(Saved entries)
....

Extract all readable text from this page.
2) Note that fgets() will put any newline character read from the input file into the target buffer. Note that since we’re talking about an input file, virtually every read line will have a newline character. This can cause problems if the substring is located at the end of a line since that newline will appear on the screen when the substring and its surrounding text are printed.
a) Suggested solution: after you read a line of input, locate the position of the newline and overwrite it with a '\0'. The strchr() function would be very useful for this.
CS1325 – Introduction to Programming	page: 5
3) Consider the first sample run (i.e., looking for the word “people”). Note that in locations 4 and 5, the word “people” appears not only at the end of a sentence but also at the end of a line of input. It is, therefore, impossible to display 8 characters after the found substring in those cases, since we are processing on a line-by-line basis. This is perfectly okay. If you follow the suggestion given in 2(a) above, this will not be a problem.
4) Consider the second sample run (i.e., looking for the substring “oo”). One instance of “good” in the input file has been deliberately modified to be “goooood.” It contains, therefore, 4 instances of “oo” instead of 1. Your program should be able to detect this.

....

- [Aim of the exercise]: Output the data above exactly, please, line for line.

- [Exercise solution]:
Extract all readable text from this page.
2) Note that fgets() will put any newline character read from the input file into the target buffer. Note that since we’re talking about an input file, virtually every read line will have a newline character. This can cause problems if the substring is located at the end of a line since that newline will appear on the screen when the substring and its surrounding text are printed.
a) Suggested solution: after you read a line of input, locate the position of the newline and overwrite it with a '\0'. The strchr() function would be very useful for this.
CS1325 – Introduction to Programming	page: 5
3) Consider the first sample run (i.e., looking for the word “people”). Note that in locations 4 and 5, the word “people” appears not only at the end of a sentence but also at the end of a line of input. It is, therefore, impossible to display 8 characters after the found substring in those cases, since we are processing on a line-by-line basis. This is perfectly okay. If you follow the suggestion given in 2(a) above, this will not be a problem.
4) Consider the second sample run (i.e., looking for the substring “oo”). One instance of “good” in the input file has been deliberately modified to be “goooood.” It contains, therefore, 4 instances of “oo” instead of 1. Your program should be able to detect this.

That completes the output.